#### [GOAL]
Reproduce the records below exactly, leaving out any pictures.

#### [INPUT MATERIAL]

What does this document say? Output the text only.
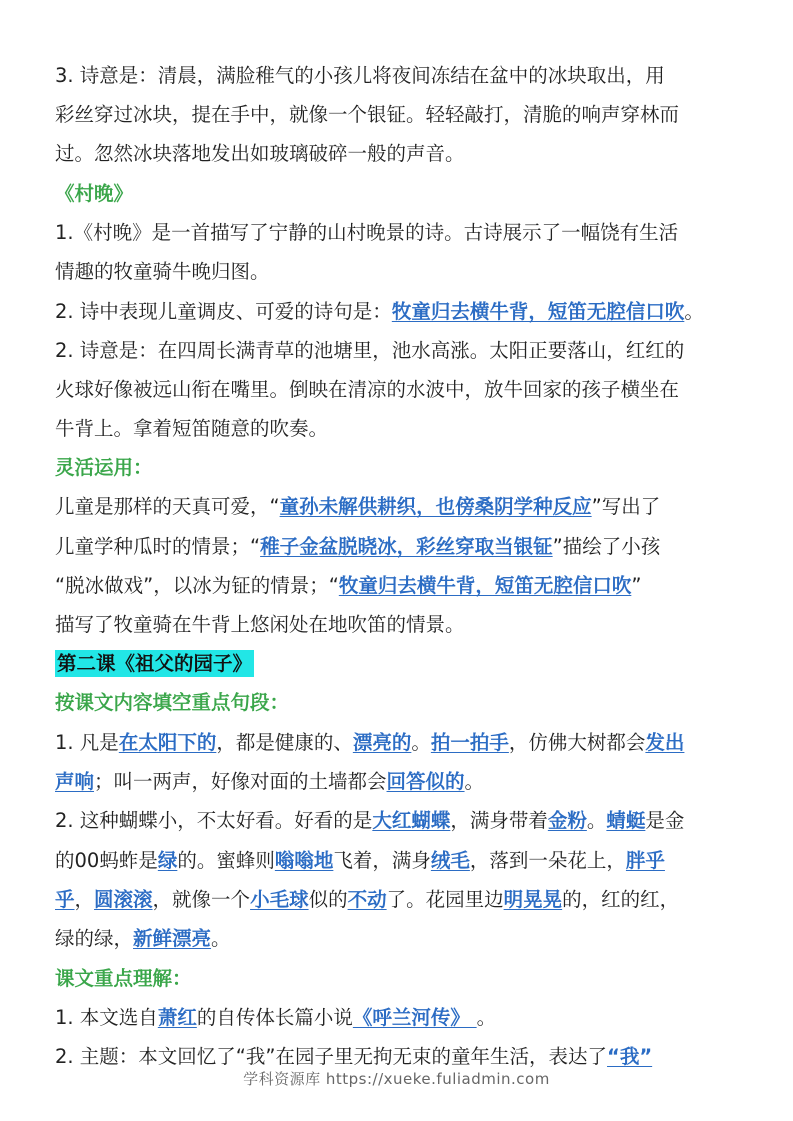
3. 诗意是：清晨，满脸稚气的小孩儿将夜间冻结在盆中的冰块取出，用
彩丝穿过冰块，提在手中，就像一个银钲。轻轻敲打，清脆的响声穿林而
过。忽然冰块落地发出如玻璃破碎一般的声音。
《村晚》
1.《村晚》是一首描写了宁静的山村晚景的诗。古诗展示了一幅饶有生活
情趣的牧童骑牛晚归图。
2. 诗中表现儿童调皮、可爱的诗句是：牧童归去横牛背，短笛无腔信口吹。
2. 诗意是：在四周长满青草的池塘里，池水高涨。太阳正要落山，红红的
火球好像被远山衔在嘴里。倒映在清凉的水波中，放牛回家的孩子横坐在
牛背上。拿着短笛随意的吹奏。
灵活运用：
儿童是那样的天真可爱，“童孙未解供耕织，也傍桑阴学种反应”写出了
儿童学种瓜时的情景；“稚子金盆脱晓冰，彩丝穿取当银钲”描绘了小孩
“脱冰做戏”，以冰为钲的情景；“牧童归去横牛背，短笛无腔信口吹”
描写了牧童骑在牛背上悠闲处在地吹笛的情景。
第二课《祖父的园子》
按课文内容填空重点句段：
1. 凡是在太阳下的，都是健康的、漂亮的。拍一拍手，仿佛大树都会发出
声响；叫一两声，好像对面的土墙都会回答似的。
2. 这种蝴蝶小，不太好看。好看的是大红蝴蝶，满身带着金粉。蜻蜓是金
的00蚂蚱是绿的。蜜蜂则嗡嗡地飞着，满身绒毛，落到一朵花上，胖乎
乎，圆滚滚，就像一个小毛球似的不动了。花园里边明晃晃的，红的红，
绿的绿，新鲜漂亮。
课文重点理解：
1. 本文选自萧红的自传体长篇小说《呼兰河传》 。
2. 主题：本文回忆了“我”在园子里无拘无束的童年生活，表达了“我”
学科资源库 https://xueke.fuliadmin.com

#### [THE REPLY]
What does this document say? Output the text only.
3. 诗意是：清晨，满脸稚气的小孩儿将夜间冻结在盆中的冰块取出，用
彩丝穿过冰块，提在手中，就像一个银钲。轻轻敲打，清脆的响声穿林而
过。忽然冰块落地发出如玻璃破碎一般的声音。
《村晚》
1.《村晚》是一首描写了宁静的山村晚景的诗。古诗展示了一幅饶有生活
情趣的牧童骑牛晚归图。
2. 诗中表现儿童调皮、可爱的诗句是：牧童归去横牛背，短笛无腔信口吹。
2. 诗意是：在四周长满青草的池塘里，池水高涨。太阳正要落山，红红的
火球好像被远山衔在嘴里。倒映在清凉的水波中，放牛回家的孩子横坐在
牛背上。拿着短笛随意的吹奏。
灵活运用：
儿童是那样的天真可爱，“童孙未解供耕织，也傍桑阴学种反应”写出了
儿童学种瓜时的情景；“稚子金盆脱晓冰，彩丝穿取当银钲”描绘了小孩
“脱冰做戏”，以冰为钲的情景；“牧童归去横牛背，短笛无腔信口吹”
描写了牧童骑在牛背上悠闲处在地吹笛的情景。
第二课《祖父的园子》
按课文内容填空重点句段：
1. 凡是在太阳下的，都是健康的、漂亮的。拍一拍手，仿佛大树都会发出
声响；叫一两声，好像对面的土墙都会回答似的。
2. 这种蝴蝶小，不太好看。好看的是大红蝴蝶，满身带着金粉。蜻蜓是金
的00蚂蚱是绿的。蜜蜂则嗡嗡地飞着，满身绒毛，落到一朵花上，胖乎
乎，圆滚滚，就像一个小毛球似的不动了。花园里边明晃晃的，红的红，
绿的绿，新鲜漂亮。
课文重点理解：
1. 本文选自萧红的自传体长篇小说《呼兰河传》 。
2. 主题：本文回忆了“我”在园子里无拘无束的童年生活，表达了“我”
学科资源库 https://xueke.fuliadmin.com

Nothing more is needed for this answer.